TASK DESCRIPTION
Print each line exactly as it is given.

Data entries
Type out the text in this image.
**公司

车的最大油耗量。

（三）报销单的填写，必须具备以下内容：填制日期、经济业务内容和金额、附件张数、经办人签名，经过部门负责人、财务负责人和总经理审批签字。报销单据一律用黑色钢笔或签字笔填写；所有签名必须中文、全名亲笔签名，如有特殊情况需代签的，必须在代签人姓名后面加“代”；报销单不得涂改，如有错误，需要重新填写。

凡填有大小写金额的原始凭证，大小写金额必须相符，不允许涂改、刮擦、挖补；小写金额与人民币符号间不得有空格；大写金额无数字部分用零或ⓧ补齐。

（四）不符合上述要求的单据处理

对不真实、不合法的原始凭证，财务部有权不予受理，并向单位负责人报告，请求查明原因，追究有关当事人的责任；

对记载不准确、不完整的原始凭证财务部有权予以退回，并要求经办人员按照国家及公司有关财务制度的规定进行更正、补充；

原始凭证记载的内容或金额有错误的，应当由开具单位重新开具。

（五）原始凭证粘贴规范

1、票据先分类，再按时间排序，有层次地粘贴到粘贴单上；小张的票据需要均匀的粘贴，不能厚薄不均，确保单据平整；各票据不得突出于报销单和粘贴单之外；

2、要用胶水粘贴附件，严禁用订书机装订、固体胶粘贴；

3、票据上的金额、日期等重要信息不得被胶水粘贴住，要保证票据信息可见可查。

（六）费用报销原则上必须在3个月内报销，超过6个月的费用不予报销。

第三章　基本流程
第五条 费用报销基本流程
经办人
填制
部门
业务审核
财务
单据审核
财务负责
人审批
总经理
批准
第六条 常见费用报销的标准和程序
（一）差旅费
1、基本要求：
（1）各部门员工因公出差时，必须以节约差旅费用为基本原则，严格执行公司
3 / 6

CORRECT RESPONSE
Type out the text in this image.
**公司

车的最大油耗量。

（三）报销单的填写，必须具备以下内容：填制日期、经济业务内容和金额、附件张数、经办人签名，经过部门负责人、财务负责人和总经理审批签字。报销单据一律用黑色钢笔或签字笔填写；所有签名必须中文、全名亲笔签名，如有特殊情况需代签的，必须在代签人姓名后面加“代”；报销单不得涂改，如有错误，需要重新填写。

凡填有大小写金额的原始凭证，大小写金额必须相符，不允许涂改、刮擦、挖补；小写金额与人民币符号间不得有空格；大写金额无数字部分用零或ⓧ补齐。

（四）不符合上述要求的单据处理

对不真实、不合法的原始凭证，财务部有权不予受理，并向单位负责人报告，请求查明原因，追究有关当事人的责任；

对记载不准确、不完整的原始凭证财务部有权予以退回，并要求经办人员按照国家及公司有关财务制度的规定进行更正、补充；

原始凭证记载的内容或金额有错误的，应当由开具单位重新开具。

（五）原始凭证粘贴规范

1、票据先分类，再按时间排序，有层次地粘贴到粘贴单上；小张的票据需要均匀的粘贴，不能厚薄不均，确保单据平整；各票据不得突出于报销单和粘贴单之外；

2、要用胶水粘贴附件，严禁用订书机装订、固体胶粘贴；

3、票据上的金额、日期等重要信息不得被胶水粘贴住，要保证票据信息可见可查。

（六）费用报销原则上必须在3个月内报销，超过6个月的费用不予报销。

第三章　基本流程
第五条 费用报销基本流程
经办人
填制
部门
业务审核
财务
单据审核
财务负责
人审批
总经理
批准
第六条 常见费用报销的标准和程序
（一）差旅费
1、基本要求：
（1）各部门员工因公出差时，必须以节约差旅费用为基本原则，严格执行公司
3 / 6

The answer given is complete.